[Items from a figure collection]
_____
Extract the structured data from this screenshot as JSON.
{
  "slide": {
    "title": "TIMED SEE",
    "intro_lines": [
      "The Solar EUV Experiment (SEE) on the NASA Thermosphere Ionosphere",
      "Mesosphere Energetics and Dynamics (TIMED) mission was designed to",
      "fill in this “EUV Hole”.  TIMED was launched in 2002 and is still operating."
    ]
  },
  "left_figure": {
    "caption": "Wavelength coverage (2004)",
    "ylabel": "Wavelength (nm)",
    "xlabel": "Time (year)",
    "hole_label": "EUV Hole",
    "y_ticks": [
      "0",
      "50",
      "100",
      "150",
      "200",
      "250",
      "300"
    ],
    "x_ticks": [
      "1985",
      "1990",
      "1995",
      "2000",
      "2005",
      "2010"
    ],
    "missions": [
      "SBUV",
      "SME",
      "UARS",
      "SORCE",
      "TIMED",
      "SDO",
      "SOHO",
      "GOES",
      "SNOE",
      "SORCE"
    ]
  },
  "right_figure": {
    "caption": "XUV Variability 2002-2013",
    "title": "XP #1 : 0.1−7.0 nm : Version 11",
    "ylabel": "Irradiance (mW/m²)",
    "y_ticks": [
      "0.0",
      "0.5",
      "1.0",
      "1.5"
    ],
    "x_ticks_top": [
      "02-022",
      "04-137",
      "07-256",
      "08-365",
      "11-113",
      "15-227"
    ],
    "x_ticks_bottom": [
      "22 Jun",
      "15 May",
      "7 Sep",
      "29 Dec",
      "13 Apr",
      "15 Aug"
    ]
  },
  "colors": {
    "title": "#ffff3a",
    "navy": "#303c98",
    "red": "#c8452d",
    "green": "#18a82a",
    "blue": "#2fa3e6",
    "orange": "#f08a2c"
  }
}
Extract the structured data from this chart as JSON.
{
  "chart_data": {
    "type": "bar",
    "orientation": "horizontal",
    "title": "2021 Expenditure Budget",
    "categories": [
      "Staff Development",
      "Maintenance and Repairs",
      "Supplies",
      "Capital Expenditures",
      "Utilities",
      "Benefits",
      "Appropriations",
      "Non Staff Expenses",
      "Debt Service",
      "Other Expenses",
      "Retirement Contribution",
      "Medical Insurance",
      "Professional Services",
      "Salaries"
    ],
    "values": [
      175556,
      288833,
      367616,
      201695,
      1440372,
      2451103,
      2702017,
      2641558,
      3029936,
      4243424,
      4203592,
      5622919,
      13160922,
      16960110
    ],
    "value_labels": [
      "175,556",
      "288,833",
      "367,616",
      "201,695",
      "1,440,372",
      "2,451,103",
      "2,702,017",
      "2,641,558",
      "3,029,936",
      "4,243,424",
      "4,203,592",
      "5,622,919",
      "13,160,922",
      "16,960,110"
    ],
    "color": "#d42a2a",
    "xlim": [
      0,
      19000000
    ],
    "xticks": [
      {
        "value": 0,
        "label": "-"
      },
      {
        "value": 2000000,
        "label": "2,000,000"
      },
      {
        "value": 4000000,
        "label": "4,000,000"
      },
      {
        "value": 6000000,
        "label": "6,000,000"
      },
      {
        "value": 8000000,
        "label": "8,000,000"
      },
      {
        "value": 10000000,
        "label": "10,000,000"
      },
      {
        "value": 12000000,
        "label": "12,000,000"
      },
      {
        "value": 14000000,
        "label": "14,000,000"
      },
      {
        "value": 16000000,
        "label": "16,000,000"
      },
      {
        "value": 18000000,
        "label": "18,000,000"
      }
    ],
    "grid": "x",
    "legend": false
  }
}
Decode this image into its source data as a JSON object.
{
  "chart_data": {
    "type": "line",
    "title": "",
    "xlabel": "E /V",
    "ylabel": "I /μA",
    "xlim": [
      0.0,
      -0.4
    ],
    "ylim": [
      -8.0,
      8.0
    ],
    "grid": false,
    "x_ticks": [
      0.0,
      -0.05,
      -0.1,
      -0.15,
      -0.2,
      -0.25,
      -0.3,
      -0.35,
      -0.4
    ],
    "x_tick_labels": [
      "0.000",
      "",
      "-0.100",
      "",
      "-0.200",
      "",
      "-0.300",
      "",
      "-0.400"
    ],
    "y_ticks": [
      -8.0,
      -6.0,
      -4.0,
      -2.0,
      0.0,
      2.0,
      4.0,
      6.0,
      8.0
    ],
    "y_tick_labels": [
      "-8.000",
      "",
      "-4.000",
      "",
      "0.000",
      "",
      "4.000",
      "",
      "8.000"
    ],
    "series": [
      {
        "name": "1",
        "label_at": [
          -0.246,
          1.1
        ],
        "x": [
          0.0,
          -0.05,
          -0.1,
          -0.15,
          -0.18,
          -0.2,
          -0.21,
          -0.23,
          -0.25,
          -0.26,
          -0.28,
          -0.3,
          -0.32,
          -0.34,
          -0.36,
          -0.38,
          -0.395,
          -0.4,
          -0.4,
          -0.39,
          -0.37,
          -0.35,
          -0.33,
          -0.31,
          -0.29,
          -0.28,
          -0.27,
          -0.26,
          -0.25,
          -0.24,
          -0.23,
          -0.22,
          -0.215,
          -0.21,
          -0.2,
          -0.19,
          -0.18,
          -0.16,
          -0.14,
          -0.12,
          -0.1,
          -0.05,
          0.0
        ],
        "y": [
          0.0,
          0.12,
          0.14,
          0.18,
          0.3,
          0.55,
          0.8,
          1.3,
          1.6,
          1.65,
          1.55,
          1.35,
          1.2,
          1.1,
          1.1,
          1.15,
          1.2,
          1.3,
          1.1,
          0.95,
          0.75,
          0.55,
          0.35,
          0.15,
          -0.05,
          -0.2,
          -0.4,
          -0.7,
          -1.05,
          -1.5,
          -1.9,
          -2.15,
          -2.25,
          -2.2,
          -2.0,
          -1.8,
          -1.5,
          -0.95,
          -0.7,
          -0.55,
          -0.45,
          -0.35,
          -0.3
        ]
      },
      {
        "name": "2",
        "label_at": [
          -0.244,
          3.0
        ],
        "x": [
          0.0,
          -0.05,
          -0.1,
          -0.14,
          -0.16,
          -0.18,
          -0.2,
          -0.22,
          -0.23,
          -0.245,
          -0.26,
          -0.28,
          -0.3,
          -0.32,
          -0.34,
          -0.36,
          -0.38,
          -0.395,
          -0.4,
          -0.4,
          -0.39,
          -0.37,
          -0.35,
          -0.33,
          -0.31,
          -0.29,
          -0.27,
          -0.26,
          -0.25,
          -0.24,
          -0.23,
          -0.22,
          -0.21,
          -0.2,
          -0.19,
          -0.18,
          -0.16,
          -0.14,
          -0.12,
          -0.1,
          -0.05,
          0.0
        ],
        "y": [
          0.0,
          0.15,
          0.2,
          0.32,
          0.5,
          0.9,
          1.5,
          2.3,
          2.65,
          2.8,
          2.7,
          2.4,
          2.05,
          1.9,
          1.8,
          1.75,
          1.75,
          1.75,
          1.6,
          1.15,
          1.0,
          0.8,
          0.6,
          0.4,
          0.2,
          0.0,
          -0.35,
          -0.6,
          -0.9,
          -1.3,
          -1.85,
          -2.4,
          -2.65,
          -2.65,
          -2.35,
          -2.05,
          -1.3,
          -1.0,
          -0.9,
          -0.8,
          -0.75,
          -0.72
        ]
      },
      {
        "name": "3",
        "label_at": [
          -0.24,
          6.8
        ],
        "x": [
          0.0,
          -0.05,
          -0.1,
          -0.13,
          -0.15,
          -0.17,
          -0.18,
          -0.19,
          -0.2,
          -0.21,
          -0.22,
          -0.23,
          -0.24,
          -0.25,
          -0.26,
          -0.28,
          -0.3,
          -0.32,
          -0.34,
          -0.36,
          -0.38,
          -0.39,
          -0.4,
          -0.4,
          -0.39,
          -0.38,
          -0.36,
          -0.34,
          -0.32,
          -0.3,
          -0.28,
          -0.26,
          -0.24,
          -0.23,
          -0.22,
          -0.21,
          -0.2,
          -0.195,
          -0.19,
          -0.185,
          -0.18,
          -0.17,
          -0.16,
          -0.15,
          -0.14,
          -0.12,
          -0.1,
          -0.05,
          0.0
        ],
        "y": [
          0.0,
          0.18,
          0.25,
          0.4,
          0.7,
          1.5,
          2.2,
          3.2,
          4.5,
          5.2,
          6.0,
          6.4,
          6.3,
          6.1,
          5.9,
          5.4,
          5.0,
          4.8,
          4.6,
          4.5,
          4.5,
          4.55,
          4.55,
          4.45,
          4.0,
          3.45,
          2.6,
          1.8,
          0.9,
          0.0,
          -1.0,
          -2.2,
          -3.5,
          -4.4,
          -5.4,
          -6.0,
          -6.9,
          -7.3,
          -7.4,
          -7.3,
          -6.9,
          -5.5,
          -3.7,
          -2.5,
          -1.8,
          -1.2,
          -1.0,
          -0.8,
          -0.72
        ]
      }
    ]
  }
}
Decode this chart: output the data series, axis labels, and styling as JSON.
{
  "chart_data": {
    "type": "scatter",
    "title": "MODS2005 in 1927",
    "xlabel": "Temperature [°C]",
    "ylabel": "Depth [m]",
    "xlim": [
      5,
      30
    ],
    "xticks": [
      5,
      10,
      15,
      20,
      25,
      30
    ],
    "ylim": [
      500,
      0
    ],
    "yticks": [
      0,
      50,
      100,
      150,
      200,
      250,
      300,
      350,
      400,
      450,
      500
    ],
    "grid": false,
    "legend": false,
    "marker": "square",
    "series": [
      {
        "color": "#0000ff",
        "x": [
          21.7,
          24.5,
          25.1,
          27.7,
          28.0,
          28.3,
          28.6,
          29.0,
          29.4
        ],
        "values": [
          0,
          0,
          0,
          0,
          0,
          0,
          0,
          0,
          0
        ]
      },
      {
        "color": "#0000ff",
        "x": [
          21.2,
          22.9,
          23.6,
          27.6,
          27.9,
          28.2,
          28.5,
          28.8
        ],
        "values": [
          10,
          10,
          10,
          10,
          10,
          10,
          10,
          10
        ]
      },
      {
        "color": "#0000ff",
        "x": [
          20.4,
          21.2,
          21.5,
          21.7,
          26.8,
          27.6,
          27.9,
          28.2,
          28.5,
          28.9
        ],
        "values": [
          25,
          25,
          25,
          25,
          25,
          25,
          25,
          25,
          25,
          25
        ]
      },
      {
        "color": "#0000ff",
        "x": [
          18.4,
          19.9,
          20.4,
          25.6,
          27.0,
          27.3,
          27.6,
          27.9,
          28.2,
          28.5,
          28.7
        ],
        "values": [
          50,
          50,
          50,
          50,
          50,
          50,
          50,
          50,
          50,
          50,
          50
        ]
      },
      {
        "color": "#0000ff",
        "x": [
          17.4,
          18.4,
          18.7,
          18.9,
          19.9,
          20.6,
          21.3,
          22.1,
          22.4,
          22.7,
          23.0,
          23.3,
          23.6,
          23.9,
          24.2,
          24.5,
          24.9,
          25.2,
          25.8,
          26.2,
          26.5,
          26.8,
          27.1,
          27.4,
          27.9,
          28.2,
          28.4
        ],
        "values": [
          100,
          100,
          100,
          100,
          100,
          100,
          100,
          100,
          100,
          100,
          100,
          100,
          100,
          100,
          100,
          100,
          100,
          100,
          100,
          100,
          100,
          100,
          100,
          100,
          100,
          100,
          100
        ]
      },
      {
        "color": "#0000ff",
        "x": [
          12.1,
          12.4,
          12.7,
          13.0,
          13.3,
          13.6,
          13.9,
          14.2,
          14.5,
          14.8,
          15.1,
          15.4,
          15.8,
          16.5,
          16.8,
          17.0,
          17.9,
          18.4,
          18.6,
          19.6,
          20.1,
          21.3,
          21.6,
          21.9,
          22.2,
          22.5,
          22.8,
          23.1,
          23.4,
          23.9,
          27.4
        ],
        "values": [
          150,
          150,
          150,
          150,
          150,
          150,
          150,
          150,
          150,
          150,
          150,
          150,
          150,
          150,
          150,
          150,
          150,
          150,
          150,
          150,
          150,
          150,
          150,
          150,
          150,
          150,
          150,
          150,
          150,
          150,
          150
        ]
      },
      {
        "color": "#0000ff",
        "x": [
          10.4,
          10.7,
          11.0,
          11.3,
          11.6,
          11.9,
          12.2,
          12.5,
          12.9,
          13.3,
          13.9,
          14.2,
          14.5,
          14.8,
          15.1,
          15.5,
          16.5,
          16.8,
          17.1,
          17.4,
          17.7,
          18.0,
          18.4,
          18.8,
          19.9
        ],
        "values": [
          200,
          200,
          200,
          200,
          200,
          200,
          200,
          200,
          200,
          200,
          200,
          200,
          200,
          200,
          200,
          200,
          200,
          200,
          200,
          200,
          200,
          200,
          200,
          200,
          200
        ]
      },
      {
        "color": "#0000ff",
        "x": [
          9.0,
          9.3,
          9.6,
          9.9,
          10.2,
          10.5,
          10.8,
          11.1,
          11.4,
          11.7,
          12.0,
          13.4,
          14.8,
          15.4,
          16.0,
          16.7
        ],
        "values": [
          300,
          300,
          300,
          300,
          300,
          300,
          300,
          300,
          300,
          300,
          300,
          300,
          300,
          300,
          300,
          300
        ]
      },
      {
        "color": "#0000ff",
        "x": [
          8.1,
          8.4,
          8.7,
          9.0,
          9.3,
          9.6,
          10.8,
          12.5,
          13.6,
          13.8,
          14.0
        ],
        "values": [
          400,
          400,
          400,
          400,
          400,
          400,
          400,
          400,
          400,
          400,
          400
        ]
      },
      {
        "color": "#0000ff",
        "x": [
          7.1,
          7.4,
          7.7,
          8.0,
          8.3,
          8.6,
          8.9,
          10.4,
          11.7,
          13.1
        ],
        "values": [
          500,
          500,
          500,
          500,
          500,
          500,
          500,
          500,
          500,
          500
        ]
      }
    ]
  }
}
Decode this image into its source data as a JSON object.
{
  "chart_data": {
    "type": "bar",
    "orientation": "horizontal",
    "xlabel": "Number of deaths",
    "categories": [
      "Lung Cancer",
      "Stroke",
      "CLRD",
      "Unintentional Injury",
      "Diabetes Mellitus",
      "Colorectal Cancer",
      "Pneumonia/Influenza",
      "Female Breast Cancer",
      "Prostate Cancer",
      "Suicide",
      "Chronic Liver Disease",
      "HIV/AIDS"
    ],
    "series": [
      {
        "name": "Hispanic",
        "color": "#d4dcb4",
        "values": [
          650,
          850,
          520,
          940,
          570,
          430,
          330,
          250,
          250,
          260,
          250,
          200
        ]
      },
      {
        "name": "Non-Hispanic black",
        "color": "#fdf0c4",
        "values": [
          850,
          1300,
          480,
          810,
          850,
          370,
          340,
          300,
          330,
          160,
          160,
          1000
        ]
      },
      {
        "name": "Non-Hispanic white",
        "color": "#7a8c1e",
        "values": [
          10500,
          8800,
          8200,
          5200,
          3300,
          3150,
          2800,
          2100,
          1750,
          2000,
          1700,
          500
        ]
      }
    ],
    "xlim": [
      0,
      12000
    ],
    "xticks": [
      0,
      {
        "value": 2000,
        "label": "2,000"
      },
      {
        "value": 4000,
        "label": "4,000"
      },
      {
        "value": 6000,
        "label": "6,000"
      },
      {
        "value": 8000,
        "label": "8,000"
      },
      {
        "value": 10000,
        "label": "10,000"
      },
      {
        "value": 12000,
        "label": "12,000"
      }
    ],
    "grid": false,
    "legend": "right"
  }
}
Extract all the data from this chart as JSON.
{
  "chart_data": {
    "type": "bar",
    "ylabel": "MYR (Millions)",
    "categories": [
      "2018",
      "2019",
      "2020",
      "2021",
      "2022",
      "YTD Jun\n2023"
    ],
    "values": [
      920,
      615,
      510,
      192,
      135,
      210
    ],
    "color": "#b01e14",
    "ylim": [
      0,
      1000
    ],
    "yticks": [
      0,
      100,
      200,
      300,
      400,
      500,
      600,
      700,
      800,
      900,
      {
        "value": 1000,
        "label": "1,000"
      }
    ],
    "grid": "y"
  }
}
_____
SHORT PROBLEM
Tally the lines in this data that hold the word "JSON" and state only the count.

CORRECT OUTPUT
6